# Problem
Your answer is a single number: the count of lines that contain the string "this".
--- --- ---
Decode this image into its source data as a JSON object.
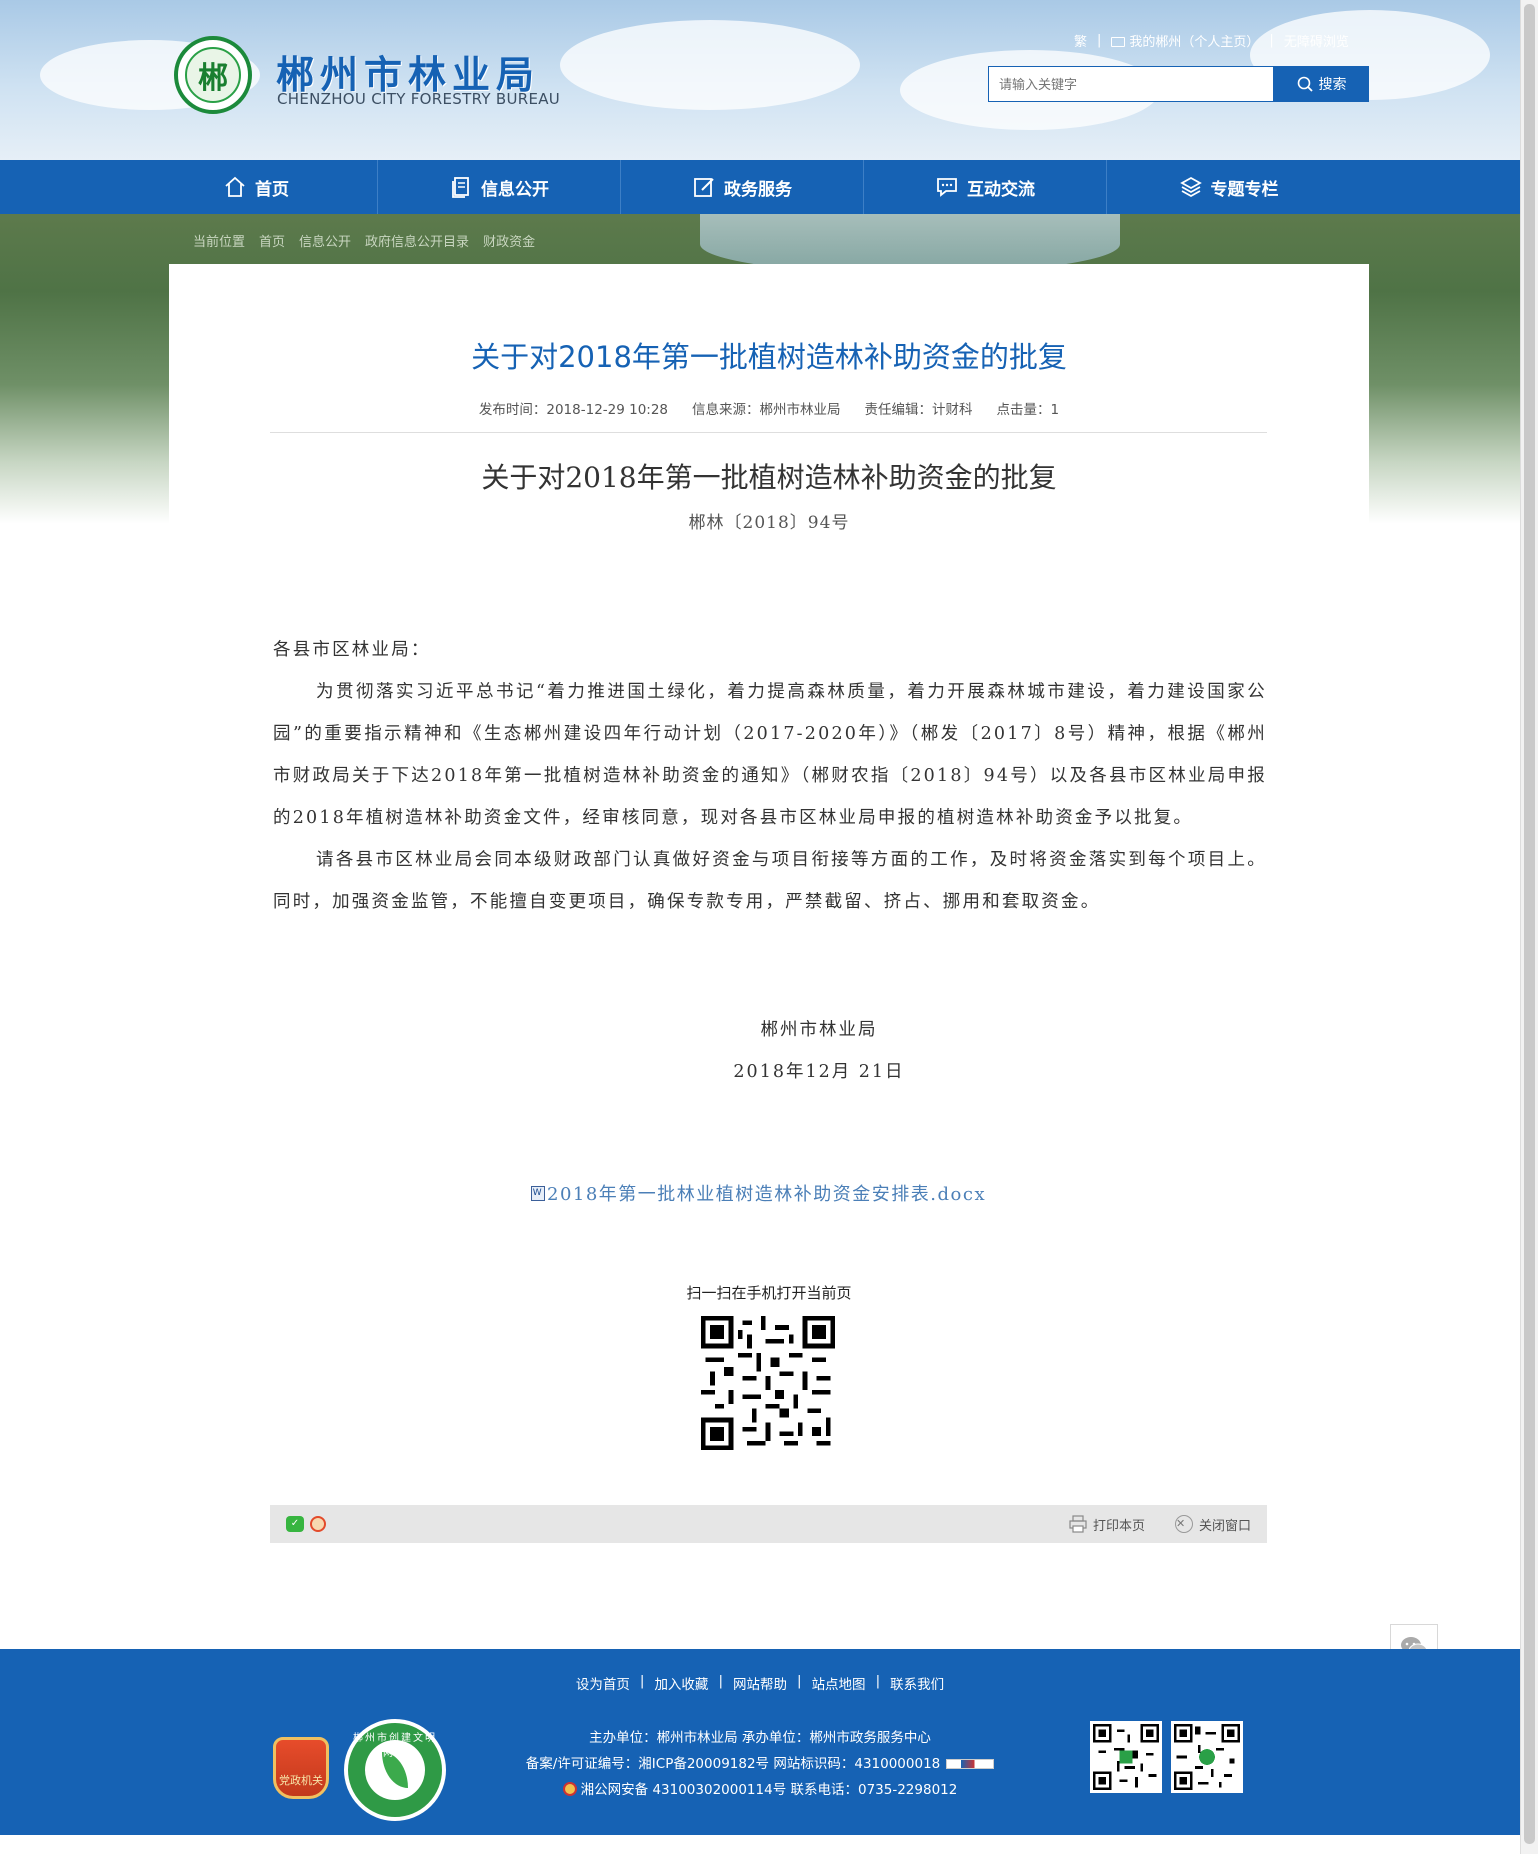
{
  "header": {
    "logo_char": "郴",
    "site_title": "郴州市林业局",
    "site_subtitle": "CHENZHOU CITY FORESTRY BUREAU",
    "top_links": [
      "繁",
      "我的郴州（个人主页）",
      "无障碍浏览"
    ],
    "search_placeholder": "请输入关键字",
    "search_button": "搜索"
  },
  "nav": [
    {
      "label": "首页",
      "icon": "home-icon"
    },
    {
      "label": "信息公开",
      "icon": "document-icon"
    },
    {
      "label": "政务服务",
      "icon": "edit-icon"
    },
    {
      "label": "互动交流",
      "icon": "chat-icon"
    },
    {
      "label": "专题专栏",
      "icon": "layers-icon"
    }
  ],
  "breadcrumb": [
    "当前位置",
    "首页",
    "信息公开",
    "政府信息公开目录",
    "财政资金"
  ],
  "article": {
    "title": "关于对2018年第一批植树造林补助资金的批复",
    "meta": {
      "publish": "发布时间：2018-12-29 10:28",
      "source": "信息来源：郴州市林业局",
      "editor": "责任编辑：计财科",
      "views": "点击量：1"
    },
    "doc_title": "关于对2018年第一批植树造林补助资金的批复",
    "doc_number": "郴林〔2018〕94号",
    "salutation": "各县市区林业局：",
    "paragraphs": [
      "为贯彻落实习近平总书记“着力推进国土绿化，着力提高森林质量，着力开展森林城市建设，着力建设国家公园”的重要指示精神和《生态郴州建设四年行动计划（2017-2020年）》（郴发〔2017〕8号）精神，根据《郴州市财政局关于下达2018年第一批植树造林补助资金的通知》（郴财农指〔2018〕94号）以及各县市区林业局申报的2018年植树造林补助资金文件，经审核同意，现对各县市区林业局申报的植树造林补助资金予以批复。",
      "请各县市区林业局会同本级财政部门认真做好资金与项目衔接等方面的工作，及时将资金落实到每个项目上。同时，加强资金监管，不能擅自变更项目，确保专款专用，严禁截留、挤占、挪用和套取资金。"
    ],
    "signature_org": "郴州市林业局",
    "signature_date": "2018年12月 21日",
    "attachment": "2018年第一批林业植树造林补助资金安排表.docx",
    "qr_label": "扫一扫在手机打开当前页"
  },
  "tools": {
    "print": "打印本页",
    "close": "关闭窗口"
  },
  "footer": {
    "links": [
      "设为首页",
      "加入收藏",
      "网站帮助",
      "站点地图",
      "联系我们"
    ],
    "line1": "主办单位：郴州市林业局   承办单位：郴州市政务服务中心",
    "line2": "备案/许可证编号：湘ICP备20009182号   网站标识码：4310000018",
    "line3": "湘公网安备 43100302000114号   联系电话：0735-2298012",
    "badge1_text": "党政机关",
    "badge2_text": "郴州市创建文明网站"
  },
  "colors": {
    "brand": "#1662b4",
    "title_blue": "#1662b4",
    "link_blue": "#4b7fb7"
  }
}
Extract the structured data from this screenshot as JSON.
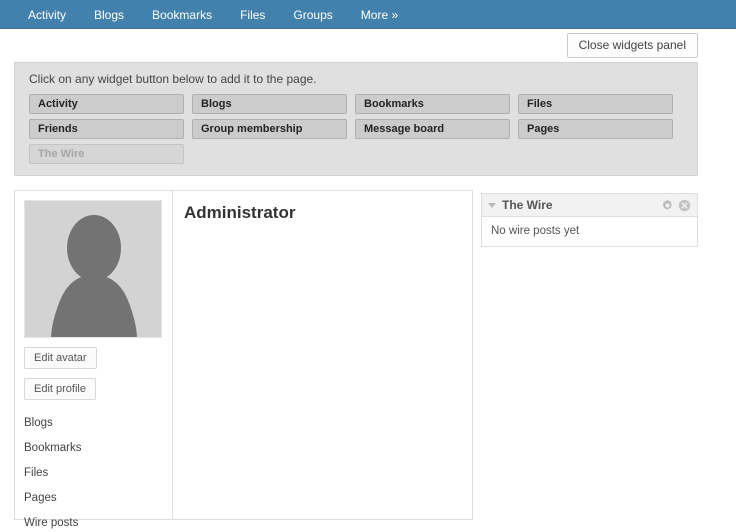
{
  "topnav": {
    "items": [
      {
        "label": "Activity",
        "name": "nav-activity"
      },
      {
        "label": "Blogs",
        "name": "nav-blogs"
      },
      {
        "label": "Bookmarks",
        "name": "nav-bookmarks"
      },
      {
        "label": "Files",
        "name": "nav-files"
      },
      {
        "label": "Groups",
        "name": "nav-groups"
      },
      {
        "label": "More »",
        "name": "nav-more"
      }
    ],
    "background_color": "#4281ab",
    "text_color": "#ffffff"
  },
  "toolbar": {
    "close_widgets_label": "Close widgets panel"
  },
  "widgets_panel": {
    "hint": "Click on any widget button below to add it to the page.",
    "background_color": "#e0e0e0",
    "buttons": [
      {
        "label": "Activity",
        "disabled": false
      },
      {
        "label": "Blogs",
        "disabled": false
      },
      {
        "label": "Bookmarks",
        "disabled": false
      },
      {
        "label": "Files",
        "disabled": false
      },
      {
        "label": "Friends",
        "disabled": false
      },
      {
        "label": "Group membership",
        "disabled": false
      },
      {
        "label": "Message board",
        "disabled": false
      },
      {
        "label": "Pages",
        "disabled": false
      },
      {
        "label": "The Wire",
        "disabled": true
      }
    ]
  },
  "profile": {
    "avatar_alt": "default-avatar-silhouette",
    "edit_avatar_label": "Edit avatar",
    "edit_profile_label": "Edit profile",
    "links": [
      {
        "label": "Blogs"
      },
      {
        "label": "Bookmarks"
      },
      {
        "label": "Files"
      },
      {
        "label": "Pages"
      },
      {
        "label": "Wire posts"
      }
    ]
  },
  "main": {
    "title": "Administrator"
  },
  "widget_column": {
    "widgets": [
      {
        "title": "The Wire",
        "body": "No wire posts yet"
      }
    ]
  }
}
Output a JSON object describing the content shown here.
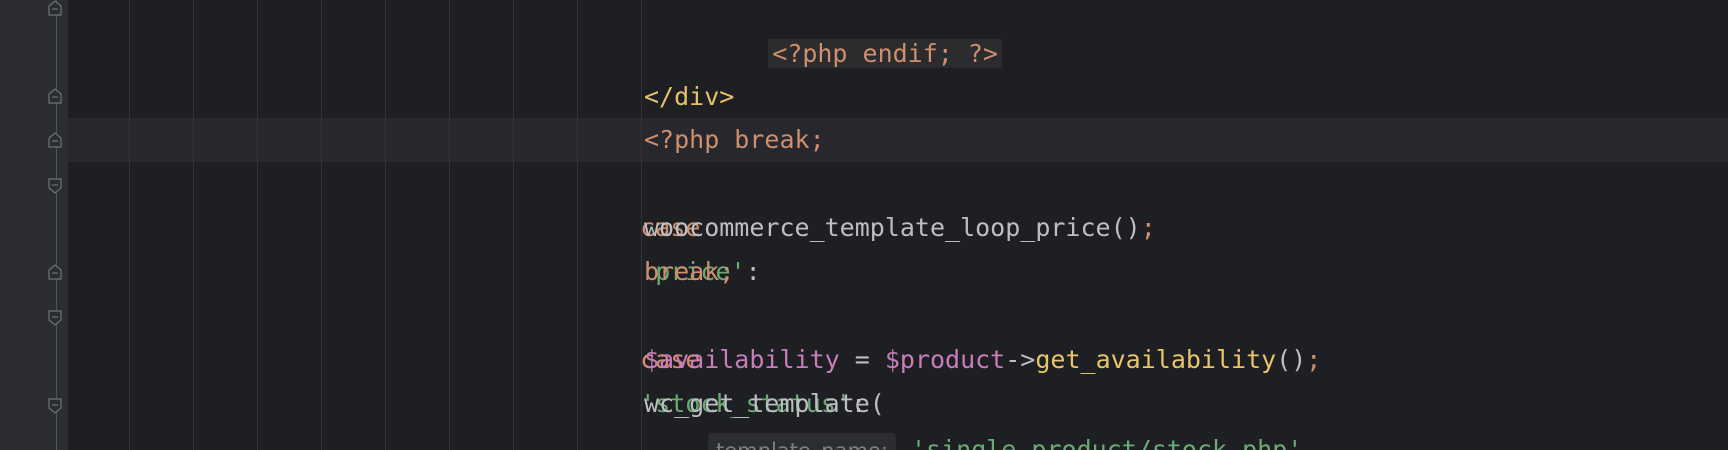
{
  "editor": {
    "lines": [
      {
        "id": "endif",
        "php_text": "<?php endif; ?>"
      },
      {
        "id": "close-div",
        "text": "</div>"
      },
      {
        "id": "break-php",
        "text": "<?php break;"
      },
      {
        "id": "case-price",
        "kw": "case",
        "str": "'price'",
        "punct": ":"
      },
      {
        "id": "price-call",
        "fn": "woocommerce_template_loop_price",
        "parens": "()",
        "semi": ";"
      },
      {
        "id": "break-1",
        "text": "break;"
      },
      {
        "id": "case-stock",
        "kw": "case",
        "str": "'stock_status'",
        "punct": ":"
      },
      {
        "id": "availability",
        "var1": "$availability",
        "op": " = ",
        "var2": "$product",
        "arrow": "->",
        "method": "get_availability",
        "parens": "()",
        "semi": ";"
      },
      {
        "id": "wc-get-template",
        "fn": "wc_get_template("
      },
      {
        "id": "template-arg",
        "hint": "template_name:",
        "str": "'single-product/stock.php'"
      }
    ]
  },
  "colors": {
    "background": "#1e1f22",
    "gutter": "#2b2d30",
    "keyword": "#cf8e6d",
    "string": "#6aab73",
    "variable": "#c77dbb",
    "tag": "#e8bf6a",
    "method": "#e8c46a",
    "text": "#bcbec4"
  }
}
--- --- ---
# Correct result
2